*INFORMATION SUPPLIED:*
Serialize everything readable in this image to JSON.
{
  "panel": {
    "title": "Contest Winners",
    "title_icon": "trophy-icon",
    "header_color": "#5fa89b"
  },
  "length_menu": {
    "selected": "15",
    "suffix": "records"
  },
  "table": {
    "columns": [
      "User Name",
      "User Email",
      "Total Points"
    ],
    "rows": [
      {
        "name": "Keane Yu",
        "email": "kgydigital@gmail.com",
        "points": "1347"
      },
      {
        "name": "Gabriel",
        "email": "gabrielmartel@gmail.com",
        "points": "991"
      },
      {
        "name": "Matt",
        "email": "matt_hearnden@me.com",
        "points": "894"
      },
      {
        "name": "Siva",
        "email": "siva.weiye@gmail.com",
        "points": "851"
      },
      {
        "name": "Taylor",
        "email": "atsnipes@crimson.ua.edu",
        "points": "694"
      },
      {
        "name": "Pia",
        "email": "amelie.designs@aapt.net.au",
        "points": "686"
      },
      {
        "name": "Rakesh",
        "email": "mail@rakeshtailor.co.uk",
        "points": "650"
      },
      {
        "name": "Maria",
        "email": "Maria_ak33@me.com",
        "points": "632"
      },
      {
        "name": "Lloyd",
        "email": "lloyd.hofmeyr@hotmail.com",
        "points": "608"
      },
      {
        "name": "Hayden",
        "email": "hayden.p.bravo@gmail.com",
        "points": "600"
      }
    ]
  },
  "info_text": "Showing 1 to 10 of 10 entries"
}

*DIRECTION:* Find the word "gmail" in the entries, and copy every line it shows up in.

*THE OUTPUT:*
        "email": "kgydigital@gmail.com",
        "email": "gabrielmartel@gmail.com",
        "email": "siva.weiye@gmail.com",
        "email": "hayden.p.bravo@gmail.com",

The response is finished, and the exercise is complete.